→ WHAT YOU WILL DO
Each line below must be set down exactly; omit any image you find.

-- begin EXTRACTED MATERIAL --

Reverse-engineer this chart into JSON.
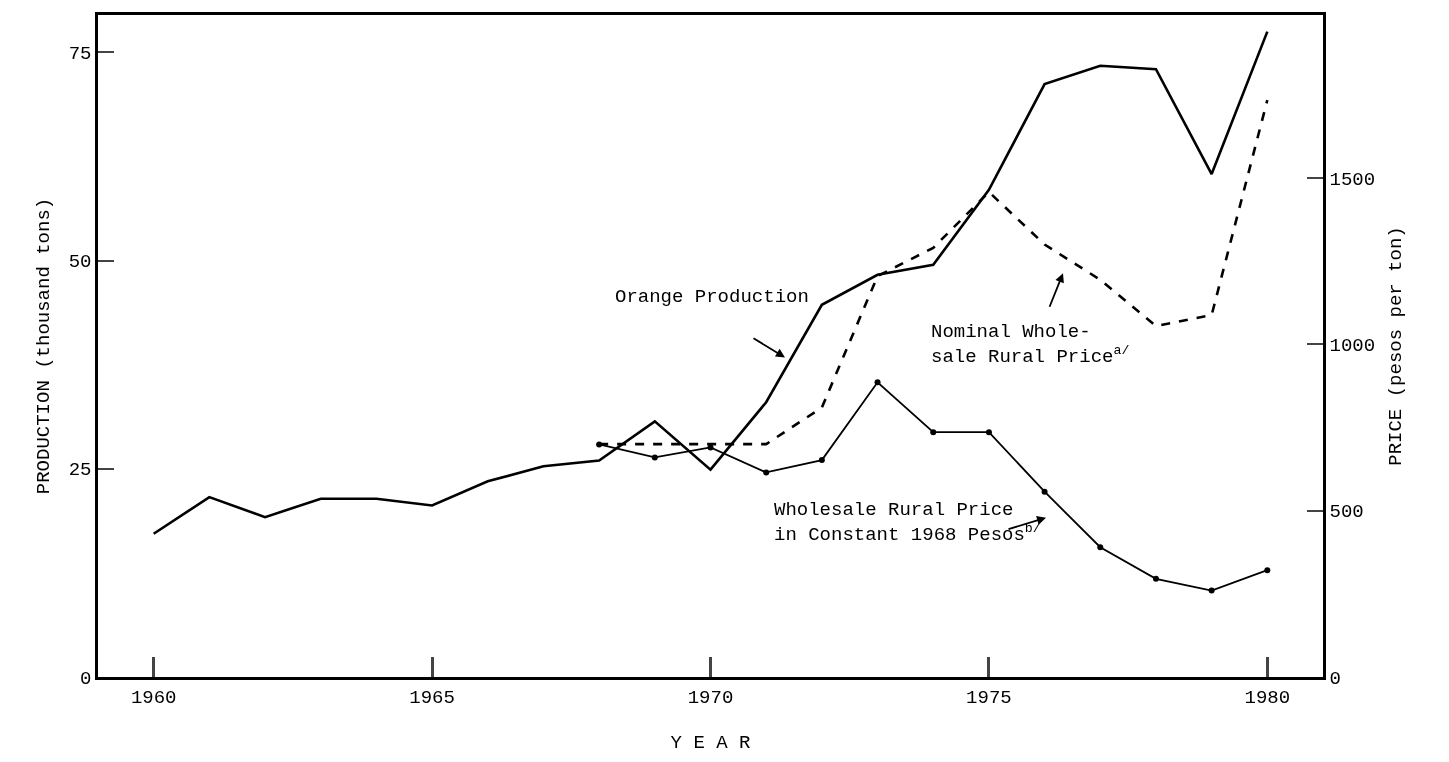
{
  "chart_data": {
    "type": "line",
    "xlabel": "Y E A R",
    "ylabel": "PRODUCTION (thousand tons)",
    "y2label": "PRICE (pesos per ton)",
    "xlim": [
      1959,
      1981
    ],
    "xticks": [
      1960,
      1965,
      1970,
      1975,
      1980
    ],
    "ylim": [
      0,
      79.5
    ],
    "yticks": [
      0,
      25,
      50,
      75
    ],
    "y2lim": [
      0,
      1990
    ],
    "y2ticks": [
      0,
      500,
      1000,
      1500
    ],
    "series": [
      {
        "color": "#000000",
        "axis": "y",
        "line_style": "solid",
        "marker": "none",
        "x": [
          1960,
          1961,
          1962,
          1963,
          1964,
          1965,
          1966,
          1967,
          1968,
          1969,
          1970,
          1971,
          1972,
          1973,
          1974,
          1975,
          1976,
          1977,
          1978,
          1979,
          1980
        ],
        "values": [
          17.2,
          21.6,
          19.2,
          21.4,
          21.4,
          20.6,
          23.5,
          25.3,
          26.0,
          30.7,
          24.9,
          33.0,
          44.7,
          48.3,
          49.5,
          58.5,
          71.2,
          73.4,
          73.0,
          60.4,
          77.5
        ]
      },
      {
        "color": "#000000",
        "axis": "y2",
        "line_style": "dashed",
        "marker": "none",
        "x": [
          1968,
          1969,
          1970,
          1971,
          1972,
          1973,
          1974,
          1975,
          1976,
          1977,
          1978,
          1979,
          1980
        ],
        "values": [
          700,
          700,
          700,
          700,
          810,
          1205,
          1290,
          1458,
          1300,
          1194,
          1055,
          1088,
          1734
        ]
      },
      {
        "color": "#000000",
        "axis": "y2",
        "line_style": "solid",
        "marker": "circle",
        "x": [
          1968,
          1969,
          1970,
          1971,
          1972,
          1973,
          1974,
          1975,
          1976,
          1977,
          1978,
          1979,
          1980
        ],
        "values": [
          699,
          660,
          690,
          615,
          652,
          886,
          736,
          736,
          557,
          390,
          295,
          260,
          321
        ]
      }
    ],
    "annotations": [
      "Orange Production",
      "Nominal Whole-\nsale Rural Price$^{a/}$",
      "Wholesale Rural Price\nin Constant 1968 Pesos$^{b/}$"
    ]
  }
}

-- end EXTRACTED MATERIAL --

→ CORRECT RESULT
Reverse-engineer this chart into JSON.
{
  "chart_data": {
    "type": "line",
    "xlabel": "Y E A R",
    "ylabel": "PRODUCTION (thousand tons)",
    "y2label": "PRICE (pesos per ton)",
    "xlim": [
      1959,
      1981
    ],
    "xticks": [
      1960,
      1965,
      1970,
      1975,
      1980
    ],
    "ylim": [
      0,
      79.5
    ],
    "yticks": [
      0,
      25,
      50,
      75
    ],
    "y2lim": [
      0,
      1990
    ],
    "y2ticks": [
      0,
      500,
      1000,
      1500
    ],
    "series": [
      {
        "color": "#000000",
        "axis": "y",
        "line_style": "solid",
        "marker": "none",
        "x": [
          1960,
          1961,
          1962,
          1963,
          1964,
          1965,
          1966,
          1967,
          1968,
          1969,
          1970,
          1971,
          1972,
          1973,
          1974,
          1975,
          1976,
          1977,
          1978,
          1979,
          1980
        ],
        "values": [
          17.2,
          21.6,
          19.2,
          21.4,
          21.4,
          20.6,
          23.5,
          25.3,
          26.0,
          30.7,
          24.9,
          33.0,
          44.7,
          48.3,
          49.5,
          58.5,
          71.2,
          73.4,
          73.0,
          60.4,
          77.5
        ]
      },
      {
        "color": "#000000",
        "axis": "y2",
        "line_style": "dashed",
        "marker": "none",
        "x": [
          1968,
          1969,
          1970,
          1971,
          1972,
          1973,
          1974,
          1975,
          1976,
          1977,
          1978,
          1979,
          1980
        ],
        "values": [
          700,
          700,
          700,
          700,
          810,
          1205,
          1290,
          1458,
          1300,
          1194,
          1055,
          1088,
          1734
        ]
      },
      {
        "color": "#000000",
        "axis": "y2",
        "line_style": "solid",
        "marker": "circle",
        "x": [
          1968,
          1969,
          1970,
          1971,
          1972,
          1973,
          1974,
          1975,
          1976,
          1977,
          1978,
          1979,
          1980
        ],
        "values": [
          699,
          660,
          690,
          615,
          652,
          886,
          736,
          736,
          557,
          390,
          295,
          260,
          321
        ]
      }
    ],
    "annotations": [
      "Orange Production",
      "Nominal Whole-\nsale Rural Price$^{a/}$",
      "Wholesale Rural Price\nin Constant 1968 Pesos$^{b/}$"
    ]
  }
}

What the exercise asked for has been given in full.